>> Begin GIVEN DATA

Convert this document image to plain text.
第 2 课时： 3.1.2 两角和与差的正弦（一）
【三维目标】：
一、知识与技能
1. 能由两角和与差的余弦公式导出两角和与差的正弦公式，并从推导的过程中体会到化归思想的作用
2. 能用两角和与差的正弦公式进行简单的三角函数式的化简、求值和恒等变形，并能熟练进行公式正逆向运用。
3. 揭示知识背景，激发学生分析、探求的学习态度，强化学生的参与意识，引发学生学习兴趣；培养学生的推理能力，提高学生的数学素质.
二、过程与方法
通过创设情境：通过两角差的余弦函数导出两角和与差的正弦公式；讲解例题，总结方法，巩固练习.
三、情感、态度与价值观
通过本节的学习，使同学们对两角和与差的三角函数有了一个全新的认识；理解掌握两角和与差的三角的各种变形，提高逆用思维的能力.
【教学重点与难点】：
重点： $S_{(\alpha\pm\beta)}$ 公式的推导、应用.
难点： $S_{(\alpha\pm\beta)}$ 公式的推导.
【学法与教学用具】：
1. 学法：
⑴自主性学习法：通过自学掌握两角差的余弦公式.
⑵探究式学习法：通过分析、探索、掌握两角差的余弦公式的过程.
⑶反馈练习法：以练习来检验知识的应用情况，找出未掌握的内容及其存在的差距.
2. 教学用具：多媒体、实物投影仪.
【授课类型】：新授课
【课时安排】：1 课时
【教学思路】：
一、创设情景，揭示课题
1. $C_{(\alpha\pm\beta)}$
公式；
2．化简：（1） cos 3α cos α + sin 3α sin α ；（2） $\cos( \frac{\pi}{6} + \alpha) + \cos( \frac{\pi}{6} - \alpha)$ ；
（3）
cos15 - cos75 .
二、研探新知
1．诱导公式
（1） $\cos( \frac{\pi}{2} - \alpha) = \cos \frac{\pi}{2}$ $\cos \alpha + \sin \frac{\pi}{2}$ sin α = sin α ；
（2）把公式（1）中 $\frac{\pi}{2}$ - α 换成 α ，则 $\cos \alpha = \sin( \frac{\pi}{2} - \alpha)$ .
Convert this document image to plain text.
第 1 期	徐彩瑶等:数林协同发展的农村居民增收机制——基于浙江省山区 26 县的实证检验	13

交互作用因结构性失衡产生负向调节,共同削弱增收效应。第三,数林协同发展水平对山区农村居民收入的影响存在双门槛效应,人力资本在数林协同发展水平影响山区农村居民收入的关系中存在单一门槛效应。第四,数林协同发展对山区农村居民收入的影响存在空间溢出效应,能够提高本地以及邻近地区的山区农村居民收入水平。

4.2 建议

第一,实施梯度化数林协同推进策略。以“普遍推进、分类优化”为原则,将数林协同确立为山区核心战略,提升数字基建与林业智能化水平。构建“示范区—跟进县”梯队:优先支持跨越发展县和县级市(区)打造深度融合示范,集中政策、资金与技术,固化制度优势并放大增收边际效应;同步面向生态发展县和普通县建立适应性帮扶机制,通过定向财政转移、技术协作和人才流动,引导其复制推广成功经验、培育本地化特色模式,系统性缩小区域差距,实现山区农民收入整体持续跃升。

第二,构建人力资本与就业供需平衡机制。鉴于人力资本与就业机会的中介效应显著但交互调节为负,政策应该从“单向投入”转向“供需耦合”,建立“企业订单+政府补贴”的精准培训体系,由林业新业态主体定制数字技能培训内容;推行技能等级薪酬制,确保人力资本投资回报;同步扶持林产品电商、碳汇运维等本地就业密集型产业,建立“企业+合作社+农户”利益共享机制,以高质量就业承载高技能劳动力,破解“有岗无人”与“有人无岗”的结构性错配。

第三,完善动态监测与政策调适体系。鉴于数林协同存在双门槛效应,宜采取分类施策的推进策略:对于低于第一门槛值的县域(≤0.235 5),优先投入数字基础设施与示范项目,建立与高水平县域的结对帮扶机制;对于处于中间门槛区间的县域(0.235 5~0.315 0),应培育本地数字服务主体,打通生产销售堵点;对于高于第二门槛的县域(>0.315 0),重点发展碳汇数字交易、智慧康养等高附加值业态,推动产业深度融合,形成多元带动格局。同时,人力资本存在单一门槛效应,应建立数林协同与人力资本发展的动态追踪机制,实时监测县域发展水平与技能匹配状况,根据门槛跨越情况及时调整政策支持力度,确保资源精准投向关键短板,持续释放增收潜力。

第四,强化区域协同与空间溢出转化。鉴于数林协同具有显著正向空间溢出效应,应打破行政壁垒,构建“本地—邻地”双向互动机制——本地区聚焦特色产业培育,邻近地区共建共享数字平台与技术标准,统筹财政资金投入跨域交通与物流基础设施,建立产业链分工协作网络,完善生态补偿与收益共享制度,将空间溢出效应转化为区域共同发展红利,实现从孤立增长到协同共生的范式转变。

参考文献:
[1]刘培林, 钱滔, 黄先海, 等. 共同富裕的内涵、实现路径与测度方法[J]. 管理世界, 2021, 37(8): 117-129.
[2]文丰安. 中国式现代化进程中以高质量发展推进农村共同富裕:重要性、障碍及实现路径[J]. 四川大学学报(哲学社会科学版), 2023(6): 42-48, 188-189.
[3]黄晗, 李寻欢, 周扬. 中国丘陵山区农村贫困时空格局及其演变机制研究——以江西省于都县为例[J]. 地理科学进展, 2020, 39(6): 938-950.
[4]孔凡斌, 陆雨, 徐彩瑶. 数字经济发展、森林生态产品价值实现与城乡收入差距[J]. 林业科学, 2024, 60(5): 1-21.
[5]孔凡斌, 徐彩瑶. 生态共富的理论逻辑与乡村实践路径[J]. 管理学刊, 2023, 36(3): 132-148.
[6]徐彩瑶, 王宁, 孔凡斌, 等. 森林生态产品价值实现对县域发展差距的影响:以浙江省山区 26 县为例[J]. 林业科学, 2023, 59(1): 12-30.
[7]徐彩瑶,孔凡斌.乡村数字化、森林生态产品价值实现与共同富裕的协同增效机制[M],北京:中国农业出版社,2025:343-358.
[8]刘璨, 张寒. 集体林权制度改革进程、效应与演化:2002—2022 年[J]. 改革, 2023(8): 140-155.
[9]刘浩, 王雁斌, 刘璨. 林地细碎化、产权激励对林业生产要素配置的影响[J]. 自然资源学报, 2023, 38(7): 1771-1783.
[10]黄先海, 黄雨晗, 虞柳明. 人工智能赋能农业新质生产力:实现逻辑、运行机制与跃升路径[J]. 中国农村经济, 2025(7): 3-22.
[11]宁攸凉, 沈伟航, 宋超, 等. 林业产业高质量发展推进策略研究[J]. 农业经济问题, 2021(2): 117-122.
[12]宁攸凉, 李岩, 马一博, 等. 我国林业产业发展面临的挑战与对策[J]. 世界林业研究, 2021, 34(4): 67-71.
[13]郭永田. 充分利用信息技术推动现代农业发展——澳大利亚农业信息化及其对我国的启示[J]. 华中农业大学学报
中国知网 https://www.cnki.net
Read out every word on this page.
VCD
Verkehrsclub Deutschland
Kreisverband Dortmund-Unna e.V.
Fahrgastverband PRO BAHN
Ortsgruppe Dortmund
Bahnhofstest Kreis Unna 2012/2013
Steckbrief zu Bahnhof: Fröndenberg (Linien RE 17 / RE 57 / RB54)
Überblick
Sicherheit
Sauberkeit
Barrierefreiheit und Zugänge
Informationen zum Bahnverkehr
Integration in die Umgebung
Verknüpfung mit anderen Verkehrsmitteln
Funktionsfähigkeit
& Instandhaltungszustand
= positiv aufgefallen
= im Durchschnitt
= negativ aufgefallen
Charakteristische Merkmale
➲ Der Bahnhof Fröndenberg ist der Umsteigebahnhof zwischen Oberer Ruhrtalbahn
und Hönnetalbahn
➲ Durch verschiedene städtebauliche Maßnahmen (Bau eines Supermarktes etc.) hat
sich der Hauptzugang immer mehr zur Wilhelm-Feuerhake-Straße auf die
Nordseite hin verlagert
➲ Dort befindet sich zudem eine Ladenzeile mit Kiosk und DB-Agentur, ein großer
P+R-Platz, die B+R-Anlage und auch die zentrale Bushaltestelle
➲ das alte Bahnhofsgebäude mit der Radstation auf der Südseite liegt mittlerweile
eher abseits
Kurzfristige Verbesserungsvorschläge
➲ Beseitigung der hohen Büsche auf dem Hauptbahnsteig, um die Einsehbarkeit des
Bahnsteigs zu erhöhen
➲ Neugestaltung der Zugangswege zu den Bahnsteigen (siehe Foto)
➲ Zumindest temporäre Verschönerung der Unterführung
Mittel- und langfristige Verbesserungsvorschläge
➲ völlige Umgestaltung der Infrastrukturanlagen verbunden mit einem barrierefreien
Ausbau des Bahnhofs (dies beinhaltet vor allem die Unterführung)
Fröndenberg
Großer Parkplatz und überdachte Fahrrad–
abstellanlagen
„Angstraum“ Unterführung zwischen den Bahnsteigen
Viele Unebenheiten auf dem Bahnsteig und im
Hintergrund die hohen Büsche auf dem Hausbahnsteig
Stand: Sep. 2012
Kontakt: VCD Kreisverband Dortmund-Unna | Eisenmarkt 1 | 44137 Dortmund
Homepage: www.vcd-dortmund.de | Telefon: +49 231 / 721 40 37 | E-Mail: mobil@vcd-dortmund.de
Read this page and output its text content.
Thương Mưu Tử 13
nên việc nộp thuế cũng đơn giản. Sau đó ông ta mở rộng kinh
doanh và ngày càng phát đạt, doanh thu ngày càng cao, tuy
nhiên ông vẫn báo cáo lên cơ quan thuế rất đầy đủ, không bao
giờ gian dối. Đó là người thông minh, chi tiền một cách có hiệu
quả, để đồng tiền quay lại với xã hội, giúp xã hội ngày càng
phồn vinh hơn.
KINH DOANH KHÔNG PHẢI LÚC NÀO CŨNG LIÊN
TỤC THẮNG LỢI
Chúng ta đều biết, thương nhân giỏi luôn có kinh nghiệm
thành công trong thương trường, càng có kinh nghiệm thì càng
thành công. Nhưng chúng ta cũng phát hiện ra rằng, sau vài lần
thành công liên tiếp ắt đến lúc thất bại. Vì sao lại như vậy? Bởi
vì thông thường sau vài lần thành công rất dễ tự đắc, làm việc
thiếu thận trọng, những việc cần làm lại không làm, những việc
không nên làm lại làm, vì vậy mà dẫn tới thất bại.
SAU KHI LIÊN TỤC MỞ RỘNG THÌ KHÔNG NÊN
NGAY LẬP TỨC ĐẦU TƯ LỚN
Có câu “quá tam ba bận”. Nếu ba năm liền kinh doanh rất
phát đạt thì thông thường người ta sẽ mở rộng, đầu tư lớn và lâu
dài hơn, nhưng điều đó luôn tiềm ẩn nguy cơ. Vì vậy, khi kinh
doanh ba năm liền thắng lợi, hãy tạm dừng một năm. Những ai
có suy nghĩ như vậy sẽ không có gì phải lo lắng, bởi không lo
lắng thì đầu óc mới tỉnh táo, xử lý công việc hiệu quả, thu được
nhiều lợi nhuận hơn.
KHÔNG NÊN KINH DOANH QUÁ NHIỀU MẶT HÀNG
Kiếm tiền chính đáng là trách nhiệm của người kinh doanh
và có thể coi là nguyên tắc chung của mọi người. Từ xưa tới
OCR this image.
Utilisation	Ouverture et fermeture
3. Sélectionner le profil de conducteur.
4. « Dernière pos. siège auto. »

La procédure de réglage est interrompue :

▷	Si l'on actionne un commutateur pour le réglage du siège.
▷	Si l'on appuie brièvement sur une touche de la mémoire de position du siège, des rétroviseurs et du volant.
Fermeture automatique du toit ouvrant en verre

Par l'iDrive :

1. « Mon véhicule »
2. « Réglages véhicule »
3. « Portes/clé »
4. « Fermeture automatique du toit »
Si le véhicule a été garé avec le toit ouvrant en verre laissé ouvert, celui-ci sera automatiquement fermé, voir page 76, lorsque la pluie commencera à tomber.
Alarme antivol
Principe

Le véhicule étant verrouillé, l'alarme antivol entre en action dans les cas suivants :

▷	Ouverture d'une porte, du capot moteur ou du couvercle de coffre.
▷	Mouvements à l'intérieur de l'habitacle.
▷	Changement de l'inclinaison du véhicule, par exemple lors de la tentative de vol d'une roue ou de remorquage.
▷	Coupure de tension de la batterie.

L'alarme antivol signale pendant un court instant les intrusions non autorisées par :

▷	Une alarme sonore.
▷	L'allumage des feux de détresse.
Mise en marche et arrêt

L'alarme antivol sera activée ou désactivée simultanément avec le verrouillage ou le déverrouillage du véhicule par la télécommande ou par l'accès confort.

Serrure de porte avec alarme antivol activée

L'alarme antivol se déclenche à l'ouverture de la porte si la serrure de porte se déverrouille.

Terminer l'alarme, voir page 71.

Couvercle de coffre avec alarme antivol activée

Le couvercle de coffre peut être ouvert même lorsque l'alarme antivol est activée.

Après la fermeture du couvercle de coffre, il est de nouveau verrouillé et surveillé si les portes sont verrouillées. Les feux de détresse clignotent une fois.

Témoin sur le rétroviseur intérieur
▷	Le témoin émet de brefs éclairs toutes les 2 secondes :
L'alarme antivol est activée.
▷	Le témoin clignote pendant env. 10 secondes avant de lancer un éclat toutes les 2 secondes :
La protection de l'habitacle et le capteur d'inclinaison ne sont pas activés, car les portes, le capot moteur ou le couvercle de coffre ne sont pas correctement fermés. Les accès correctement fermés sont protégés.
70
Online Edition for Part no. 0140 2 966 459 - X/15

>> End GIVEN DATA

TASK DIRECTIONS
Say the number of lines in the listing that hold "alpha", with no added words.

WRITTEN SOLUTION
6